Find the string "Минздравсоцразвития" in the data, then copy every line where it is found.

— START OF Available data —

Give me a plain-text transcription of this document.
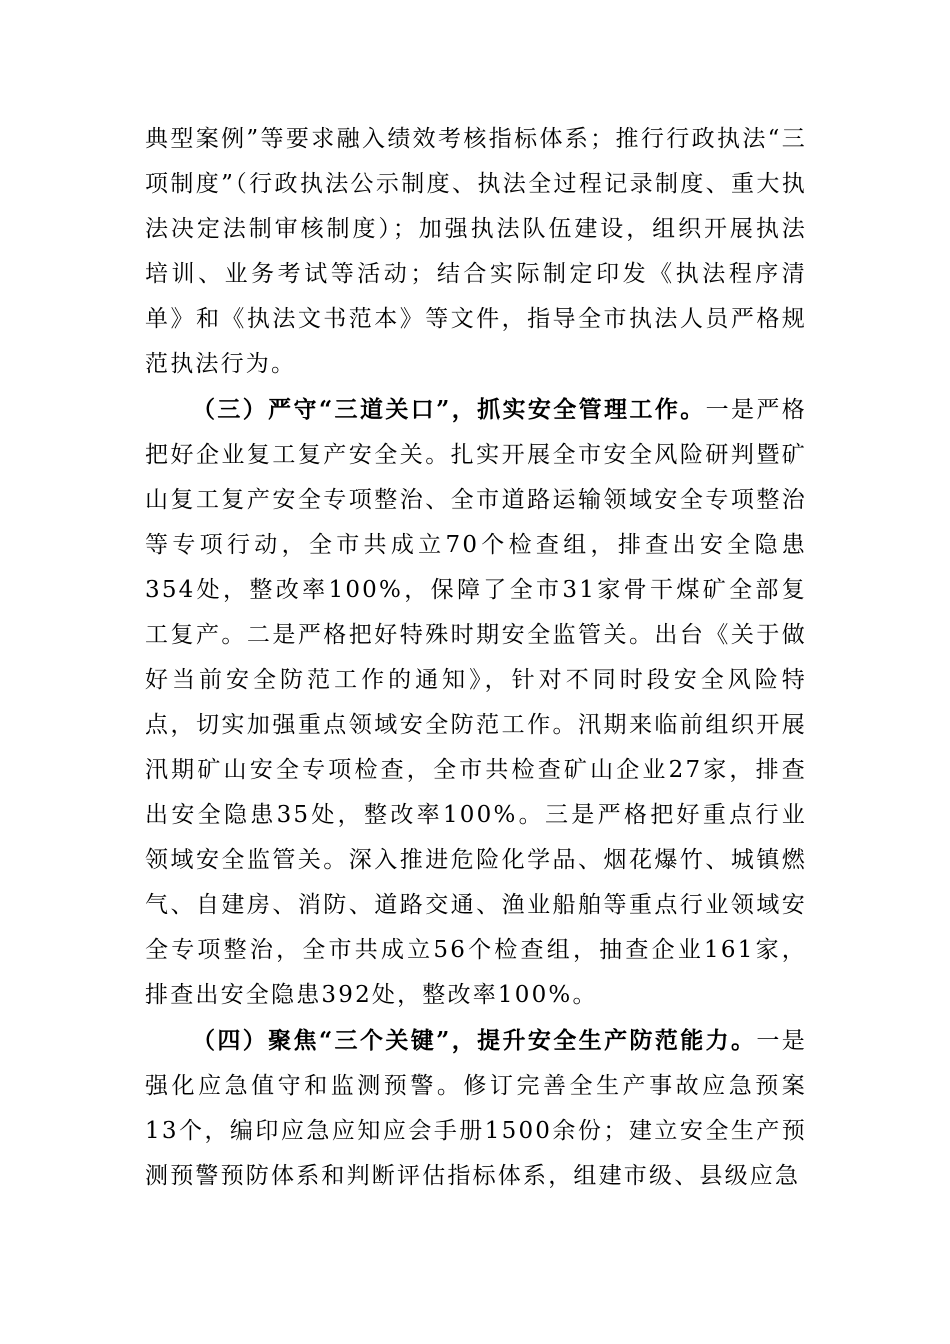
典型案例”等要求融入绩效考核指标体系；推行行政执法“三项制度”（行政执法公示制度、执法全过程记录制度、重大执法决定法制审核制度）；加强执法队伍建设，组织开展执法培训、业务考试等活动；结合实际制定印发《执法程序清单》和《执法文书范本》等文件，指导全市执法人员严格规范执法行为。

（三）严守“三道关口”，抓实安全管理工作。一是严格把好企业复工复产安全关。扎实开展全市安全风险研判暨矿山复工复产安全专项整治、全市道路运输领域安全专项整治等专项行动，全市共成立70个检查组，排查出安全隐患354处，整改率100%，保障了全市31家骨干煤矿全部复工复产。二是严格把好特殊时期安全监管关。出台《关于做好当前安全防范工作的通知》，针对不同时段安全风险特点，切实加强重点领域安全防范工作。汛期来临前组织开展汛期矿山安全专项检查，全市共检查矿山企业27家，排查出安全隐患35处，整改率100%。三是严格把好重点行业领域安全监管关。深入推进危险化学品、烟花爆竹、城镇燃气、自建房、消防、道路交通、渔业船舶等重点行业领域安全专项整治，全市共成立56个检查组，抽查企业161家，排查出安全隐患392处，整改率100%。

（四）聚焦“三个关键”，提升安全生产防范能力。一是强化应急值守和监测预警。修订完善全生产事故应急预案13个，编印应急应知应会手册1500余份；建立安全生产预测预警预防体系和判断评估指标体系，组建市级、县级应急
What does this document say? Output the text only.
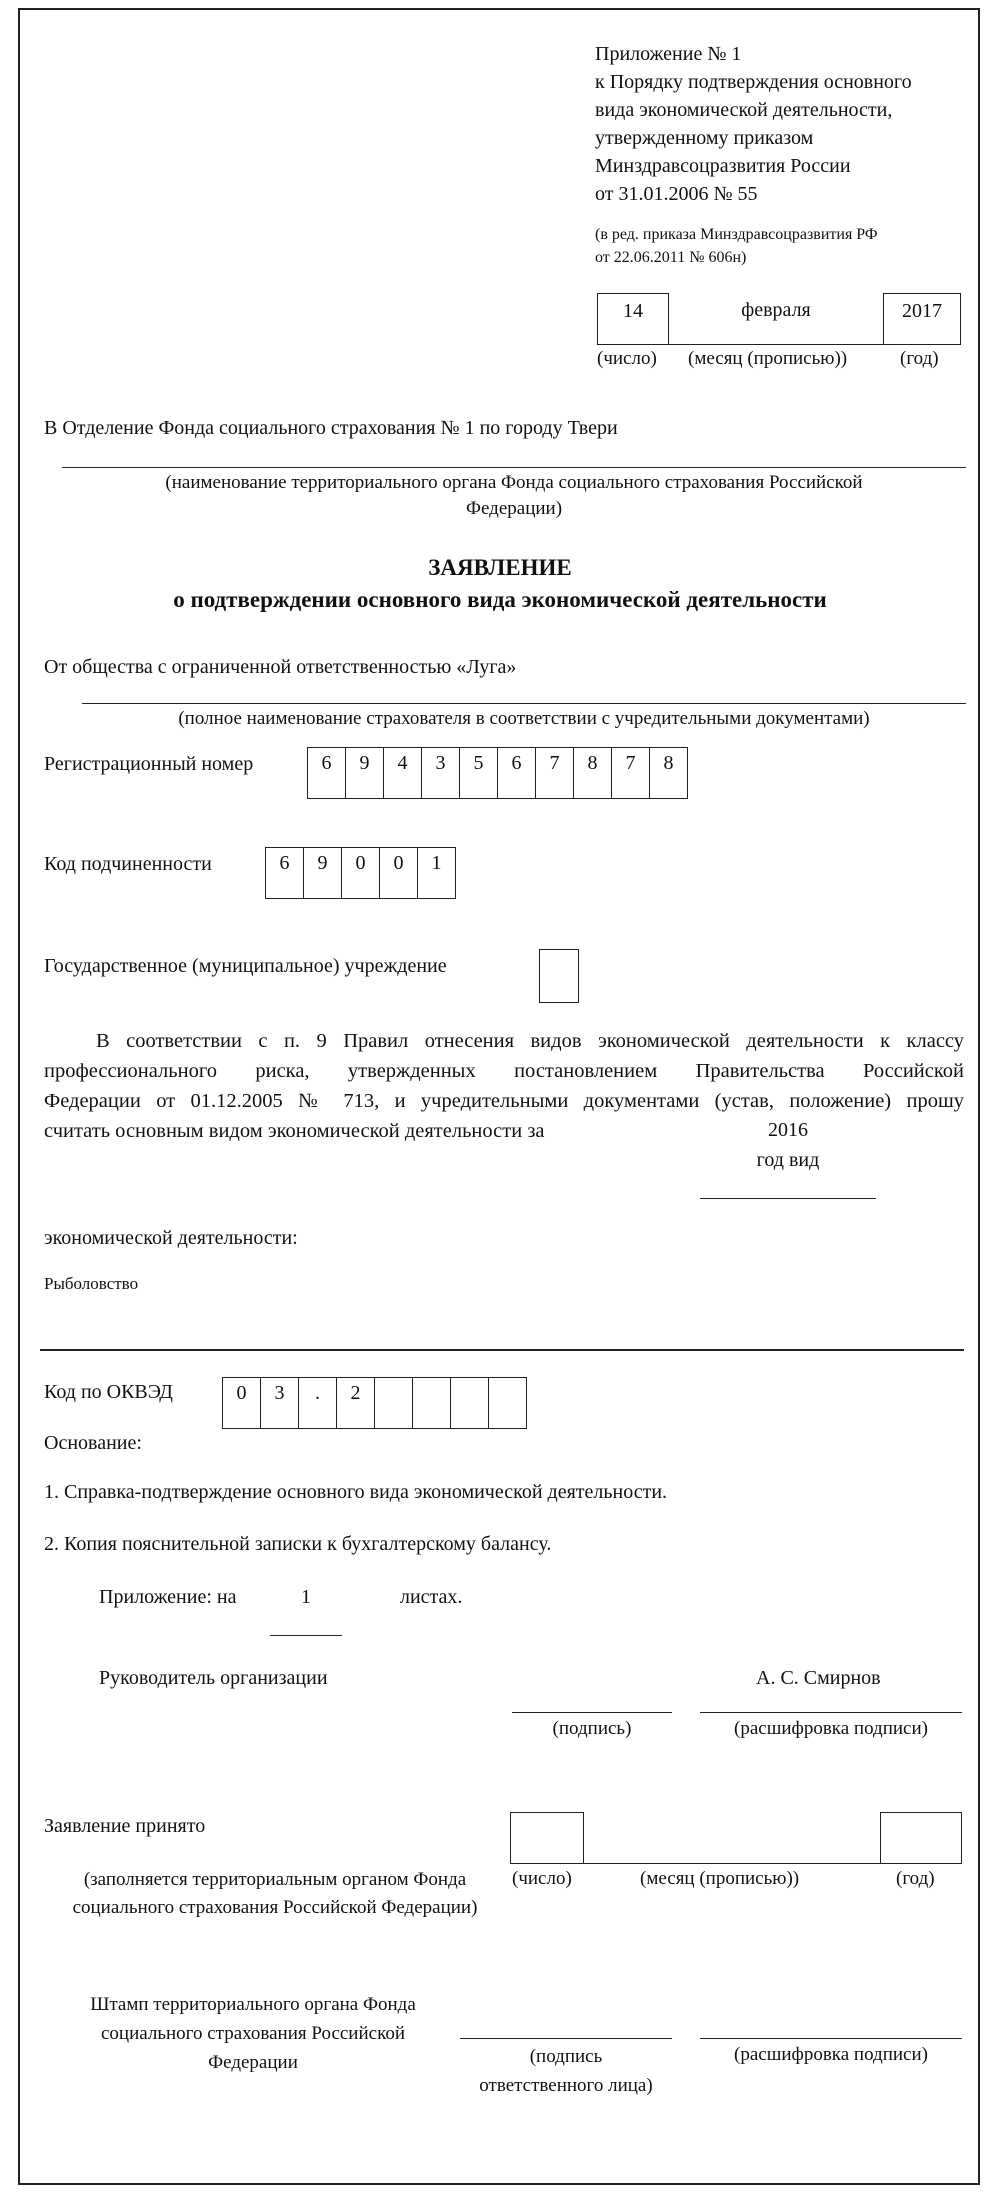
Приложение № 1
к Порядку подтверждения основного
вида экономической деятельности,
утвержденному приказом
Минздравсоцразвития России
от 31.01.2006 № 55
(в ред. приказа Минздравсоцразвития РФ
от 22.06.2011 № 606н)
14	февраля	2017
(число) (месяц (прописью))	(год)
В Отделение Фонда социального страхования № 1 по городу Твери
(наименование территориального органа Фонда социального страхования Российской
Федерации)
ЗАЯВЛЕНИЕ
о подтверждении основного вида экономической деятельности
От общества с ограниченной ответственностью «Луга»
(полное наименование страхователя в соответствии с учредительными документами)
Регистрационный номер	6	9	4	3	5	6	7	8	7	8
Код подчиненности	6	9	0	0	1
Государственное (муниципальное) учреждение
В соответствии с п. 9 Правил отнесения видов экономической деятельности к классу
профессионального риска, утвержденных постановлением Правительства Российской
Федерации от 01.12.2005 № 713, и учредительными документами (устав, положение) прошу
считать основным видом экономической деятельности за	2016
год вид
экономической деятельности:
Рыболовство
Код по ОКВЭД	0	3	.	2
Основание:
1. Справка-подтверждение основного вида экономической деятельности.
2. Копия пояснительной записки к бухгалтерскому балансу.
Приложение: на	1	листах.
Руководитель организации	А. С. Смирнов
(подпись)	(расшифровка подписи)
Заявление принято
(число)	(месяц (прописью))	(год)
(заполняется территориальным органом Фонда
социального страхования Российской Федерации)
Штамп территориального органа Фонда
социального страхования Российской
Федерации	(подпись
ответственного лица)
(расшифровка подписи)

— END OF Available data —
— START OF Available data —

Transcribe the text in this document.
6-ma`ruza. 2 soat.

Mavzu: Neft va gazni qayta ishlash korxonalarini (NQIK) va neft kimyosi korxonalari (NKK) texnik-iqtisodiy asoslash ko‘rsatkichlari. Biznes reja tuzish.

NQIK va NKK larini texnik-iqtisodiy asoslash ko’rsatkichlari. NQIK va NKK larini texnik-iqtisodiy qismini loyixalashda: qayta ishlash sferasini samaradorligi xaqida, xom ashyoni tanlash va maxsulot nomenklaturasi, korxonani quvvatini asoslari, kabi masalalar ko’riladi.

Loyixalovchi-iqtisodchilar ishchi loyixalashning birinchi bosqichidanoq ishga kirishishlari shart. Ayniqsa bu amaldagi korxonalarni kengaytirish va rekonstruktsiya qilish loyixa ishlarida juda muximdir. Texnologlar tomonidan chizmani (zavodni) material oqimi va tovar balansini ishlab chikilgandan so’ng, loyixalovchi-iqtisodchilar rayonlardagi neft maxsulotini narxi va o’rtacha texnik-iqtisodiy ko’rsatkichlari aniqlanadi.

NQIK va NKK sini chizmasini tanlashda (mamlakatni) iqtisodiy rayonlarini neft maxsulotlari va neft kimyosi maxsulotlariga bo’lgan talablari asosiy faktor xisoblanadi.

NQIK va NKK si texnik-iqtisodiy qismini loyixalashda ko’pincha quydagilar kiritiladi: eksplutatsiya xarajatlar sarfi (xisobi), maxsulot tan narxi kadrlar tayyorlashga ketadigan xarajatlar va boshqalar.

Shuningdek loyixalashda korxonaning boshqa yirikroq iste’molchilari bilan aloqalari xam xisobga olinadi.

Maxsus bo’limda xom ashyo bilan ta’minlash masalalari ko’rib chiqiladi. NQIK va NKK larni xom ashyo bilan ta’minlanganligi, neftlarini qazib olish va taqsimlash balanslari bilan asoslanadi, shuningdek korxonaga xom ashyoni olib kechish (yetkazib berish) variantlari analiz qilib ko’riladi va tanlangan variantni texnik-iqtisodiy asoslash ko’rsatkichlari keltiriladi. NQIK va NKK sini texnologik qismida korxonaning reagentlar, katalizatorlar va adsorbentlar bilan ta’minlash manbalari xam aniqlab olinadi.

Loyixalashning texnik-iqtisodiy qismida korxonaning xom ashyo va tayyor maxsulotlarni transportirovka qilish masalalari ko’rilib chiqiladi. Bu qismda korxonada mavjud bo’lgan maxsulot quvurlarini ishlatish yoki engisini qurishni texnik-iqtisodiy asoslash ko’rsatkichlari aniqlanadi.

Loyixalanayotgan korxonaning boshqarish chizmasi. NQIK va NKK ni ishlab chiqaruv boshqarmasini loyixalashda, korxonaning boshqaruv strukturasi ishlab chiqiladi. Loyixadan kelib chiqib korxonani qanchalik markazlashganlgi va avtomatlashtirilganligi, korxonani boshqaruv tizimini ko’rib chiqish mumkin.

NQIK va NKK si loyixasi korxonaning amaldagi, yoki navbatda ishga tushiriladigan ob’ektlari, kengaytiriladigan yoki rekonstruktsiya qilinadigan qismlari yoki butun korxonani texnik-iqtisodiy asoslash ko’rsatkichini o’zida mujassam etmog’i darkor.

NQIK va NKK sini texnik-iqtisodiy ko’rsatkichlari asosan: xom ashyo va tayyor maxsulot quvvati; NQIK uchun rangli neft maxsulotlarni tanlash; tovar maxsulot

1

— END OF Available data —
— START OF Available data —

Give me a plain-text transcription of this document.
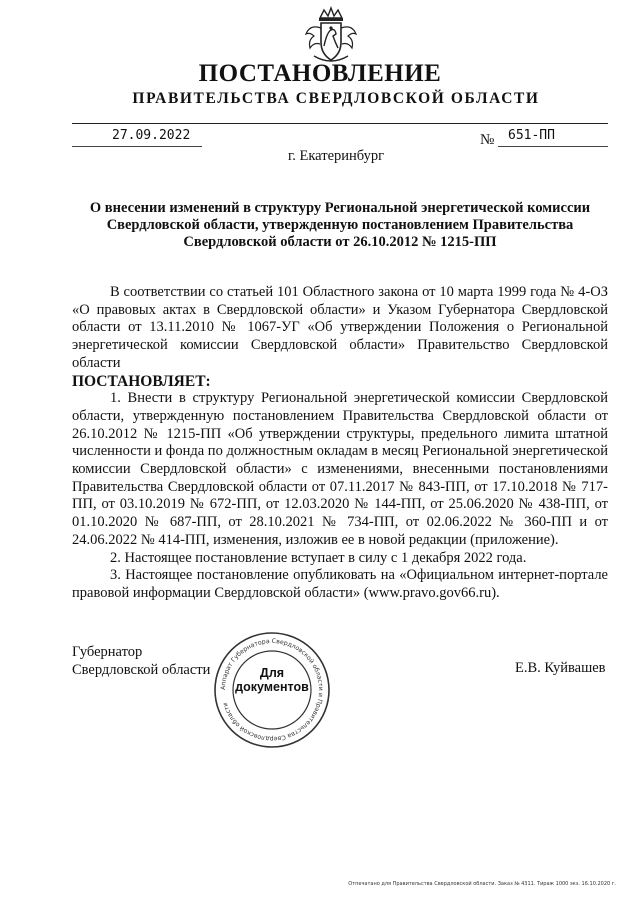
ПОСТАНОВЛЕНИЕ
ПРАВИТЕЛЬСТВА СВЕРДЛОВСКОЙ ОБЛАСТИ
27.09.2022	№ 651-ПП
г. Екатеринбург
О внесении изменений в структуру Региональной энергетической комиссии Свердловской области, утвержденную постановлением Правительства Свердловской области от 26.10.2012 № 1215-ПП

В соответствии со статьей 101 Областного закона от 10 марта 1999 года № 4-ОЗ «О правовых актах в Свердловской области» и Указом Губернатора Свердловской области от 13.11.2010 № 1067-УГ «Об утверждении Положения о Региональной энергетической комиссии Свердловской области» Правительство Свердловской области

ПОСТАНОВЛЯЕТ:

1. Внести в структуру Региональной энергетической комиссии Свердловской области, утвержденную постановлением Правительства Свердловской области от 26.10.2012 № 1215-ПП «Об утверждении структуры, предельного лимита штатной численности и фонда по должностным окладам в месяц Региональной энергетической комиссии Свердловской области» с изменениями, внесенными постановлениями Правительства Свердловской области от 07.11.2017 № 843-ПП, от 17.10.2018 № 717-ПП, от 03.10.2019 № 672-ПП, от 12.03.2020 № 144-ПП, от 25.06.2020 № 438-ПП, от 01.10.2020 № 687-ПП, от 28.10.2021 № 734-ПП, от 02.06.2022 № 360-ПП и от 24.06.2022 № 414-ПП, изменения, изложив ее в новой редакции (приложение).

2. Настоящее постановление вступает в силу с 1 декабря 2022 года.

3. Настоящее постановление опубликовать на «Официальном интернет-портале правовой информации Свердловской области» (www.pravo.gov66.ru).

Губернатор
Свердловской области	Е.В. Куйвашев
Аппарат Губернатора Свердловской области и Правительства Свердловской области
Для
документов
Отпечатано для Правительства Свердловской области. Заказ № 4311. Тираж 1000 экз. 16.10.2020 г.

— END OF Available data —

_Final result:_
Минздравсоцразвития России
(в ред. приказа Минздравсоцразвития РФ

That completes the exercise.